***** PROVIDED ENTRIES
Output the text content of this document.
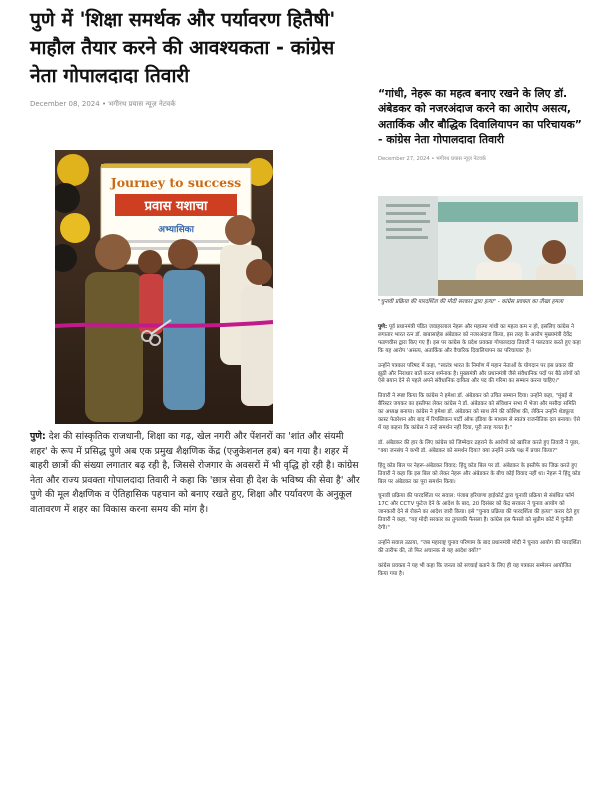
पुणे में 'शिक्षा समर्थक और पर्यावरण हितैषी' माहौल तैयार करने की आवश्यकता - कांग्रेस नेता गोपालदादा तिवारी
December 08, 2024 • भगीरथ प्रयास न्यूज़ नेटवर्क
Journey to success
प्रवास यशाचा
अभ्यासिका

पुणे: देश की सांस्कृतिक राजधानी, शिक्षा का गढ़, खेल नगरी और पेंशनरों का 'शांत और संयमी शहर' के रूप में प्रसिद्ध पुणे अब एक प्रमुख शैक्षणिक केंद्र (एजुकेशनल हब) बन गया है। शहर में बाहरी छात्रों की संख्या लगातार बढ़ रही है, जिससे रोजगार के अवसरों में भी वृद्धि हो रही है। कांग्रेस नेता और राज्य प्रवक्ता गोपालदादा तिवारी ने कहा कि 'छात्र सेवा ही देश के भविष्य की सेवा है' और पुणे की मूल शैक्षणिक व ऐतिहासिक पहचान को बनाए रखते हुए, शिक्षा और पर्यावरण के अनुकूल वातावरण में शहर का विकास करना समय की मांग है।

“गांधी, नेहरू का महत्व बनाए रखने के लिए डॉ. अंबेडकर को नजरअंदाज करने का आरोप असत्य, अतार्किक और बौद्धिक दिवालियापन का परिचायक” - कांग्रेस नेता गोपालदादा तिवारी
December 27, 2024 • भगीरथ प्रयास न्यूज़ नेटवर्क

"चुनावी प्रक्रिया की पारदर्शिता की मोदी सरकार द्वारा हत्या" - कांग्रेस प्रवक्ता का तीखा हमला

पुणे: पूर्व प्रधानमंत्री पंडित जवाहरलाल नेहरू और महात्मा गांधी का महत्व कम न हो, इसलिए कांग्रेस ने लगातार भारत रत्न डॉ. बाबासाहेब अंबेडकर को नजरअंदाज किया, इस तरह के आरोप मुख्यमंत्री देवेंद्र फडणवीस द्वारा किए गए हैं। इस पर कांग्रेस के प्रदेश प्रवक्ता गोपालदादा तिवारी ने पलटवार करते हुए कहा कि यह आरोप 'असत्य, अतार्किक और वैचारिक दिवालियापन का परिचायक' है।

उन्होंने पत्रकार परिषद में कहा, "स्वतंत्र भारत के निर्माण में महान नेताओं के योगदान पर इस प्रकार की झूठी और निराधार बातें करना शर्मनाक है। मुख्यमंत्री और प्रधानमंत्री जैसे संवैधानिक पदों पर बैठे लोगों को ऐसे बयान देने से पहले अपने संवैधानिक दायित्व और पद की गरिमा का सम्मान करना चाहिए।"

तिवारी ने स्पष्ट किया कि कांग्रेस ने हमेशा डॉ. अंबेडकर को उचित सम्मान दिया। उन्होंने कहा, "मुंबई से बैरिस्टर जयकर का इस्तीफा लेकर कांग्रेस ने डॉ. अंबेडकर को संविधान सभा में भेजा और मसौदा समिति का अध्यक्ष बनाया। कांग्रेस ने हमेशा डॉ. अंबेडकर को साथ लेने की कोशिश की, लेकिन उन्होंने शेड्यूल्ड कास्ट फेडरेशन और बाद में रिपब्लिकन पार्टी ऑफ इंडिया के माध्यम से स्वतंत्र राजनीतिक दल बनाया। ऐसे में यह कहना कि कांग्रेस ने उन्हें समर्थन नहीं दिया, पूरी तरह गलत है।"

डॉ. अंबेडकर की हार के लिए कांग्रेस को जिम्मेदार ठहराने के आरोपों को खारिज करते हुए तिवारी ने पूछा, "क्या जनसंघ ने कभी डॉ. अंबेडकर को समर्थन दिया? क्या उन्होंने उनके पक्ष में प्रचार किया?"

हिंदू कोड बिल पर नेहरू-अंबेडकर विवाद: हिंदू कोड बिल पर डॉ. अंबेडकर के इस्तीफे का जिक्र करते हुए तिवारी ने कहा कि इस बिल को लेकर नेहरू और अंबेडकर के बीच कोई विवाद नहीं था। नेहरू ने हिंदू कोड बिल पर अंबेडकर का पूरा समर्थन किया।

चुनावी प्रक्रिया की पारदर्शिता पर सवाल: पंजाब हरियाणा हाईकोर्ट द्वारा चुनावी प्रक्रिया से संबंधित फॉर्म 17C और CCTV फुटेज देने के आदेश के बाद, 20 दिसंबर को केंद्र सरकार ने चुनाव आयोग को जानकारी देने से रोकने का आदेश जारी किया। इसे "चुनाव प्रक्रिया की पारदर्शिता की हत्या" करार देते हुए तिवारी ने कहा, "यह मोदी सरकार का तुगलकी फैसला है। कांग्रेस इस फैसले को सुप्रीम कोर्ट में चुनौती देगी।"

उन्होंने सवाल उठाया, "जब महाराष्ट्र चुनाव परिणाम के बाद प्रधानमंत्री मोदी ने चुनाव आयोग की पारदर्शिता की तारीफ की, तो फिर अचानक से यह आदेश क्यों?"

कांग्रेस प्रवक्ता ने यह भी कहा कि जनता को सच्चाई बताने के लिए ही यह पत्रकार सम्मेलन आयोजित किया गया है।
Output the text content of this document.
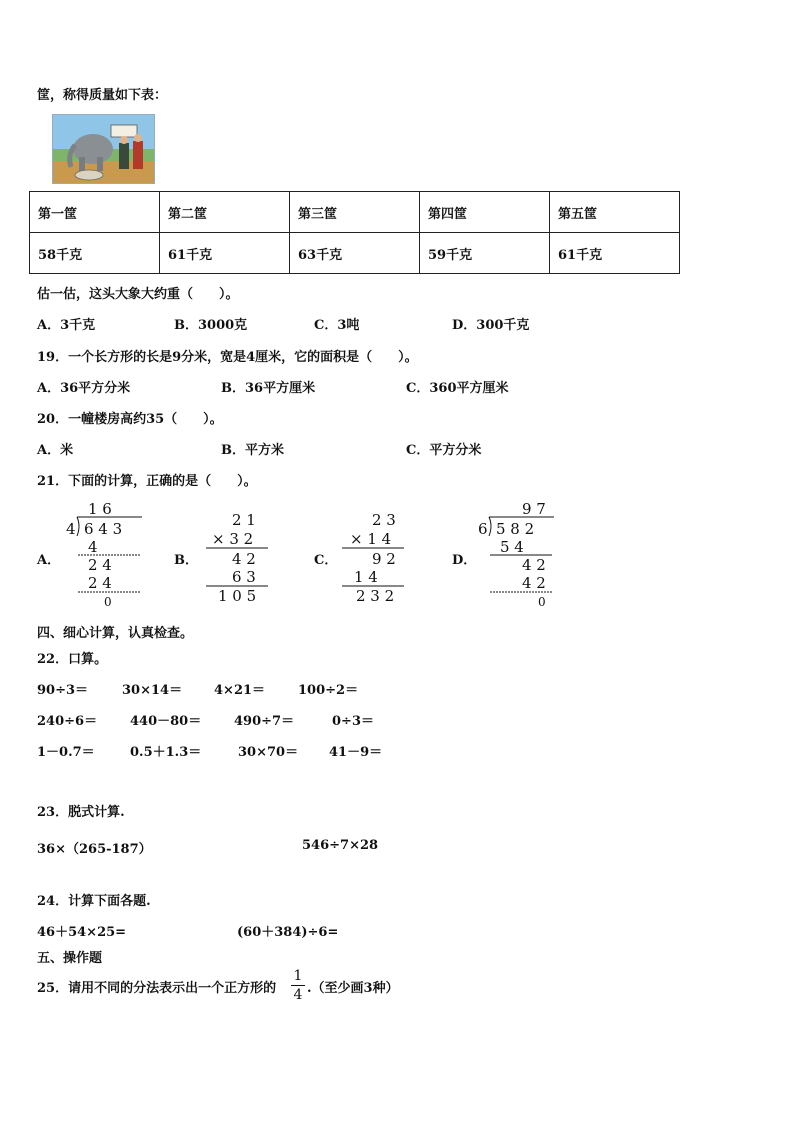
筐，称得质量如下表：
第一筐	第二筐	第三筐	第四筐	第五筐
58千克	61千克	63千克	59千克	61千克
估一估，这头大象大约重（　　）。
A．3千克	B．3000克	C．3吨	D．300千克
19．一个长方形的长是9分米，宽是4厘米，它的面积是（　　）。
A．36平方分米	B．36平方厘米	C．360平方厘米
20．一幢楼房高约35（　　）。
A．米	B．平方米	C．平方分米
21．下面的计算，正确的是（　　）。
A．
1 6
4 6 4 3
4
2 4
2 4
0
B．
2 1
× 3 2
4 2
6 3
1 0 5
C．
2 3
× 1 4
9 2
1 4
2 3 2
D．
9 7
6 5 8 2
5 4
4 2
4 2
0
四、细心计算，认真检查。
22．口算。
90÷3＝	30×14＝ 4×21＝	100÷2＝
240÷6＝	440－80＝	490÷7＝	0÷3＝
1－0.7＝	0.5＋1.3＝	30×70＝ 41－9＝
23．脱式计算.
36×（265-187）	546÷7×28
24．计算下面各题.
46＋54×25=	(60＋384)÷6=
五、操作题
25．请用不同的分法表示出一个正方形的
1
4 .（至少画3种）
**********
## TASK DESCRIPTION:
Please transcribe the material above exactly as written. Leave the pictures out.

## ANSWER TO THE TASK:
Output the text content of this document.
पुणे में 'शिक्षा समर्थक और पर्यावरण हितैषी' माहौल तैयार करने की आवश्यकता - कांग्रेस नेता गोपालदादा तिवारी
December 08, 2024 • भगीरथ प्रयास न्यूज़ नेटवर्क
Journey to success
प्रवास यशाचा
अभ्यासिका

पुणे: देश की सांस्कृतिक राजधानी, शिक्षा का गढ़, खेल नगरी और पेंशनरों का 'शांत और संयमी शहर' के रूप में प्रसिद्ध पुणे अब एक प्रमुख शैक्षणिक केंद्र (एजुकेशनल हब) बन गया है। शहर में बाहरी छात्रों की संख्या लगातार बढ़ रही है, जिससे रोजगार के अवसरों में भी वृद्धि हो रही है। कांग्रेस नेता और राज्य प्रवक्ता गोपालदादा तिवारी ने कहा कि 'छात्र सेवा ही देश के भविष्य की सेवा है' और पुणे की मूल शैक्षणिक व ऐतिहासिक पहचान को बनाए रखते हुए, शिक्षा और पर्यावरण के अनुकूल वातावरण में शहर का विकास करना समय की मांग है।

“गांधी, नेहरू का महत्व बनाए रखने के लिए डॉ. अंबेडकर को नजरअंदाज करने का आरोप असत्य, अतार्किक और बौद्धिक दिवालियापन का परिचायक” - कांग्रेस नेता गोपालदादा तिवारी
December 27, 2024 • भगीरथ प्रयास न्यूज़ नेटवर्क

"चुनावी प्रक्रिया की पारदर्शिता की मोदी सरकार द्वारा हत्या" - कांग्रेस प्रवक्ता का तीखा हमला

पुणे: पूर्व प्रधानमंत्री पंडित जवाहरलाल नेहरू और महात्मा गांधी का महत्व कम न हो, इसलिए कांग्रेस ने लगातार भारत रत्न डॉ. बाबासाहेब अंबेडकर को नजरअंदाज किया, इस तरह के आरोप मुख्यमंत्री देवेंद्र फडणवीस द्वारा किए गए हैं। इस पर कांग्रेस के प्रदेश प्रवक्ता गोपालदादा तिवारी ने पलटवार करते हुए कहा कि यह आरोप 'असत्य, अतार्किक और वैचारिक दिवालियापन का परिचायक' है।

उन्होंने पत्रकार परिषद में कहा, "स्वतंत्र भारत के निर्माण में महान नेताओं के योगदान पर इस प्रकार की झूठी और निराधार बातें करना शर्मनाक है। मुख्यमंत्री और प्रधानमंत्री जैसे संवैधानिक पदों पर बैठे लोगों को ऐसे बयान देने से पहले अपने संवैधानिक दायित्व और पद की गरिमा का सम्मान करना चाहिए।"

तिवारी ने स्पष्ट किया कि कांग्रेस ने हमेशा डॉ. अंबेडकर को उचित सम्मान दिया। उन्होंने कहा, "मुंबई से बैरिस्टर जयकर का इस्तीफा लेकर कांग्रेस ने डॉ. अंबेडकर को संविधान सभा में भेजा और मसौदा समिति का अध्यक्ष बनाया। कांग्रेस ने हमेशा डॉ. अंबेडकर को साथ लेने की कोशिश की, लेकिन उन्होंने शेड्यूल्ड कास्ट फेडरेशन और बाद में रिपब्लिकन पार्टी ऑफ इंडिया के माध्यम से स्वतंत्र राजनीतिक दल बनाया। ऐसे में यह कहना कि कांग्रेस ने उन्हें समर्थन नहीं दिया, पूरी तरह गलत है।"

डॉ. अंबेडकर की हार के लिए कांग्रेस को जिम्मेदार ठहराने के आरोपों को खारिज करते हुए तिवारी ने पूछा, "क्या जनसंघ ने कभी डॉ. अंबेडकर को समर्थन दिया? क्या उन्होंने उनके पक्ष में प्रचार किया?"

हिंदू कोड बिल पर नेहरू-अंबेडकर विवाद: हिंदू कोड बिल पर डॉ. अंबेडकर के इस्तीफे का जिक्र करते हुए तिवारी ने कहा कि इस बिल को लेकर नेहरू और अंबेडकर के बीच कोई विवाद नहीं था। नेहरू ने हिंदू कोड बिल पर अंबेडकर का पूरा समर्थन किया।

चुनावी प्रक्रिया की पारदर्शिता पर सवाल: पंजाब हरियाणा हाईकोर्ट द्वारा चुनावी प्रक्रिया से संबंधित फॉर्म 17C और CCTV फुटेज देने के आदेश के बाद, 20 दिसंबर को केंद्र सरकार ने चुनाव आयोग को जानकारी देने से रोकने का आदेश जारी किया। इसे "चुनाव प्रक्रिया की पारदर्शिता की हत्या" करार देते हुए तिवारी ने कहा, "यह मोदी सरकार का तुगलकी फैसला है। कांग्रेस इस फैसले को सुप्रीम कोर्ट में चुनौती देगी।"

उन्होंने सवाल उठाया, "जब महाराष्ट्र चुनाव परिणाम के बाद प्रधानमंत्री मोदी ने चुनाव आयोग की पारदर्शिता की तारीफ की, तो फिर अचानक से यह आदेश क्यों?"

कांग्रेस प्रवक्ता ने यह भी कहा कि जनता को सच्चाई बताने के लिए ही यह पत्रकार सम्मेलन आयोजित किया गया है।
Output the text content of this document.
筐，称得质量如下表：
第一筐	第二筐	第三筐	第四筐	第五筐
58千克	61千克	63千克	59千克	61千克
估一估，这头大象大约重（　　）。
A．3千克	B．3000克	C．3吨	D．300千克
19．一个长方形的长是9分米，宽是4厘米，它的面积是（　　）。
A．36平方分米	B．36平方厘米	C．360平方厘米
20．一幢楼房高约35（　　）。
A．米	B．平方米	C．平方分米
21．下面的计算，正确的是（　　）。
A．
1 6
4 6 4 3
4
2 4
2 4
0
B．
2 1
× 3 2
4 2
6 3
1 0 5
C．
2 3
× 1 4
9 2
1 4
2 3 2
D．
9 7
6 5 8 2
5 4
4 2
4 2
0
四、细心计算，认真检查。
22．口算。
90÷3＝	30×14＝ 4×21＝	100÷2＝
240÷6＝	440－80＝	490÷7＝	0÷3＝
1－0.7＝	0.5＋1.3＝	30×70＝ 41－9＝
23．脱式计算.
36×（265-187）	546÷7×28
24．计算下面各题.
46＋54×25=	(60＋384)÷6=
五、操作题
25．请用不同的分法表示出一个正方形的
1
4 .（至少画3种）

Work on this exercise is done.